Directions for this task. Wherever the word "infrared" appears in the entries, copy the whole line.

Raw records.
•••••

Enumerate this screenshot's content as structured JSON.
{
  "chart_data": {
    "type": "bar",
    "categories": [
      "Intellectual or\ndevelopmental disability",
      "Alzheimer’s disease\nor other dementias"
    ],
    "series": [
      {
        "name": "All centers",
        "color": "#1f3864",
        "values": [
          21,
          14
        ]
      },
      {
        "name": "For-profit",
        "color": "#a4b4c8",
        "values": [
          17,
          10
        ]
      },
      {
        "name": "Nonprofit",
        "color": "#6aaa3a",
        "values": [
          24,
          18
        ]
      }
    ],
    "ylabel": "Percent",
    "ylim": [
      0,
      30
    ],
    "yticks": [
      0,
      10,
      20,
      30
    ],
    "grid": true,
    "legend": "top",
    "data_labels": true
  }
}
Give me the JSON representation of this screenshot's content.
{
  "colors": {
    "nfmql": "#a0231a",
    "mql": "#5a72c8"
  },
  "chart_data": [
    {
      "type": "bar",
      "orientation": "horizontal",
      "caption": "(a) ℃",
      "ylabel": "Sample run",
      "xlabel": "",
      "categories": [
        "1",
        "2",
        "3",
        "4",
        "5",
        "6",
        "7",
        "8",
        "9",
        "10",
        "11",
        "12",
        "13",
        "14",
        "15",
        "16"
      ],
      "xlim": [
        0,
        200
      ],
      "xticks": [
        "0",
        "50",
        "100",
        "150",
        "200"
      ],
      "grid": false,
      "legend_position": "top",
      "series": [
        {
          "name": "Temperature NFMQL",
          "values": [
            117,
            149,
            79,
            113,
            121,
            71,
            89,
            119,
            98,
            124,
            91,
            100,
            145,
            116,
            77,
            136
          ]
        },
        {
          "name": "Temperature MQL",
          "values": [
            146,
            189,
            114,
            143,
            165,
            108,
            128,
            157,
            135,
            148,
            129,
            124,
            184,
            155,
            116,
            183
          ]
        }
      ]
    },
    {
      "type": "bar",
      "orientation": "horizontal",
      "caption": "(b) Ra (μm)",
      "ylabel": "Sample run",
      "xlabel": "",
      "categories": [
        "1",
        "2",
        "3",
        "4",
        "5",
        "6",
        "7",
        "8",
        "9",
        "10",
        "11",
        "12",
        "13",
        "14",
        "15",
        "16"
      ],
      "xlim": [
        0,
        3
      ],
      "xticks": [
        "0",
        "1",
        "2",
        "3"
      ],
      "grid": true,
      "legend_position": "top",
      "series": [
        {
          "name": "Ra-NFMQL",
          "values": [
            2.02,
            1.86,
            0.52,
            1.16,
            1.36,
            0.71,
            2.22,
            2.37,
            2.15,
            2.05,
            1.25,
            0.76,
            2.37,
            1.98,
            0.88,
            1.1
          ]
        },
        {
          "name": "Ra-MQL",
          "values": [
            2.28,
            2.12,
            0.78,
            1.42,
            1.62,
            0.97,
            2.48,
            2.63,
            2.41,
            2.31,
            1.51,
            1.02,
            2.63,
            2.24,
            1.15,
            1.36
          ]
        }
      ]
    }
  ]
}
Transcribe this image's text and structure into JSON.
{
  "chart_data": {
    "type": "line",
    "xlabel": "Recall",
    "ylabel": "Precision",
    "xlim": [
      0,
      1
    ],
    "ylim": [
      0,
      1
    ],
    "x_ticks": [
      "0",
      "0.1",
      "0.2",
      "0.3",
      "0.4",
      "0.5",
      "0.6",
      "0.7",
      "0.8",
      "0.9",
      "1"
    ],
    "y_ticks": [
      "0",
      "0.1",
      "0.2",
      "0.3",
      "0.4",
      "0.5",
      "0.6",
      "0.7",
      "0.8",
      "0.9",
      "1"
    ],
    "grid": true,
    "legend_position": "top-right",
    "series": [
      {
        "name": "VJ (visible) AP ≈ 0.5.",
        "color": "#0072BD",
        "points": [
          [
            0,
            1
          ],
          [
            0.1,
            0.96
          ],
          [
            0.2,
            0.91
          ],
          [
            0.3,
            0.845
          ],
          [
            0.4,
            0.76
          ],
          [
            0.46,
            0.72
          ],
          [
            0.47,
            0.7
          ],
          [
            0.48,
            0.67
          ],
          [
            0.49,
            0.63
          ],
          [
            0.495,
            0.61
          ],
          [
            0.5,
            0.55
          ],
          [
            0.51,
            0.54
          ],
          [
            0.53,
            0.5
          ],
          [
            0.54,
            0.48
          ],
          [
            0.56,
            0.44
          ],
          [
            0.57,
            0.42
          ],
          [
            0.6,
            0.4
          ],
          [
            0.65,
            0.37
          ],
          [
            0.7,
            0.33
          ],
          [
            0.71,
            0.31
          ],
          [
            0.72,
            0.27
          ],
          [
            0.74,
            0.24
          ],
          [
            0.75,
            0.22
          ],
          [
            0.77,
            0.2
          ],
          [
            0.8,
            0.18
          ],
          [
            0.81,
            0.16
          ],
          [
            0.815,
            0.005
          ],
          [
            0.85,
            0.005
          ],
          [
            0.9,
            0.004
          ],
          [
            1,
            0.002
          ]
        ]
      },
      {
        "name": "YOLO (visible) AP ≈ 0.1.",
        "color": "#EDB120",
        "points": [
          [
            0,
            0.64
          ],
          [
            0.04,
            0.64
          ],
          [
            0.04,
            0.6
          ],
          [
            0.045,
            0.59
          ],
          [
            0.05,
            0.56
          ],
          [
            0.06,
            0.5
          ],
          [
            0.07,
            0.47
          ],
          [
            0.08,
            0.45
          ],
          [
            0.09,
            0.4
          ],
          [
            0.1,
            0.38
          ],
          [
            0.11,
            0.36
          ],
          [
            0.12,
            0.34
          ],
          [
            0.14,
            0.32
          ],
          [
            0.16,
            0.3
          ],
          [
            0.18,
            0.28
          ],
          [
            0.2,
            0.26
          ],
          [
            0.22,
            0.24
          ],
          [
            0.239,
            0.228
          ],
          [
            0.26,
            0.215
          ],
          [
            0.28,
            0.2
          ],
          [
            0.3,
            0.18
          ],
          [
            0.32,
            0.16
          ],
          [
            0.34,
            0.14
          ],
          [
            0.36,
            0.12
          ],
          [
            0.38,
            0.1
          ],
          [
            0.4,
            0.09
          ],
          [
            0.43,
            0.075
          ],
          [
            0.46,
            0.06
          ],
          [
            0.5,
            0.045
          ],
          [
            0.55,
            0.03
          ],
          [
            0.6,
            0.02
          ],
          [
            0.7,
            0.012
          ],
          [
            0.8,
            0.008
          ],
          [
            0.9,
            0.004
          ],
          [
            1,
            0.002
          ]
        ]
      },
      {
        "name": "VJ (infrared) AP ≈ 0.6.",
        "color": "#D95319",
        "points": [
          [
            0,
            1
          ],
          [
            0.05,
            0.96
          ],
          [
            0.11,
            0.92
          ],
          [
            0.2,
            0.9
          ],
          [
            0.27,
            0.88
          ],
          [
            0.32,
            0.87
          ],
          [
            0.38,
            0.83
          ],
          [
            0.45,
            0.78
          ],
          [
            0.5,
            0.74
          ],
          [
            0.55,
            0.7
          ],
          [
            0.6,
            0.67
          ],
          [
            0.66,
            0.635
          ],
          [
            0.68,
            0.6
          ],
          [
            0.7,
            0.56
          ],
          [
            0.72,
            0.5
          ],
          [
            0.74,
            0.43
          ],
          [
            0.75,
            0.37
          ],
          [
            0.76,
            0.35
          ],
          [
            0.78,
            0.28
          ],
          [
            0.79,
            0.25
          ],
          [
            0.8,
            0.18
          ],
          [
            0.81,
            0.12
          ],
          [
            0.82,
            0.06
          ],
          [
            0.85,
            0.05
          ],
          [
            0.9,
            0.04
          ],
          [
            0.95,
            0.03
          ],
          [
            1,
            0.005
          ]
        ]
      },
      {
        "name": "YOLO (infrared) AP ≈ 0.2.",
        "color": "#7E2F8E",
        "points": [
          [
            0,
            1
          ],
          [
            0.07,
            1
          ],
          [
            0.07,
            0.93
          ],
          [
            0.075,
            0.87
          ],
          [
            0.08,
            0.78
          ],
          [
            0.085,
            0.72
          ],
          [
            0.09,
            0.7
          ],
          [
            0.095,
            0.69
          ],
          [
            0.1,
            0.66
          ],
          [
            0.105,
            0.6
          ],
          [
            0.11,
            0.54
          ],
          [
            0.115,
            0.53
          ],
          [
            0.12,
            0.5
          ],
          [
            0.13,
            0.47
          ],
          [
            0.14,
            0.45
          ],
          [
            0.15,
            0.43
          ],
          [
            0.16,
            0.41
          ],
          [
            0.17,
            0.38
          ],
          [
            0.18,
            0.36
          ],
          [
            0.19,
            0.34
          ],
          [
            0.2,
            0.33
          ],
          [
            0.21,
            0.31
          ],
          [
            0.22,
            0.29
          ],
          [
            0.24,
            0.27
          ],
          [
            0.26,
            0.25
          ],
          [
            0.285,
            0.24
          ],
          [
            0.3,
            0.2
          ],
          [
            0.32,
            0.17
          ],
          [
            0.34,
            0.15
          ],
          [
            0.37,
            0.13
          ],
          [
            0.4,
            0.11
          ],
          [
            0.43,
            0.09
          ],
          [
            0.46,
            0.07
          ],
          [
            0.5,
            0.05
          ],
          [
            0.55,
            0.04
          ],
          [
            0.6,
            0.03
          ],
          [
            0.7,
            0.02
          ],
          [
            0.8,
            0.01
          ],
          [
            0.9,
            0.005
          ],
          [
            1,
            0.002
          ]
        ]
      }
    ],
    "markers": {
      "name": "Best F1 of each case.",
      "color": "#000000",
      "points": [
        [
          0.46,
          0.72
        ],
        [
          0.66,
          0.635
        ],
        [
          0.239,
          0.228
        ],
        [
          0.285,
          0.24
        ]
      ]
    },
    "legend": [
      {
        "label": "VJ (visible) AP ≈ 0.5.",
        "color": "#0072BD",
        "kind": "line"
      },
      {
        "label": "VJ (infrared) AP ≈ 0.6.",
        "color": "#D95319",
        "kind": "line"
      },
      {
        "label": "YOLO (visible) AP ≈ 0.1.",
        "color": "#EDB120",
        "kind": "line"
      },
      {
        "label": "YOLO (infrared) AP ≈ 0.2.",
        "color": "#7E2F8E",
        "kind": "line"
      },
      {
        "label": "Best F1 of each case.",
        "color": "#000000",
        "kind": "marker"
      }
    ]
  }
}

•••••

The reply.
        "name": "VJ (infrared) AP ≈ 0.6.",
        "name": "YOLO (infrared) AP ≈ 0.2.",
        "label": "VJ (infrared) AP ≈ 0.6.",
        "label": "YOLO (infrared) AP ≈ 0.2.",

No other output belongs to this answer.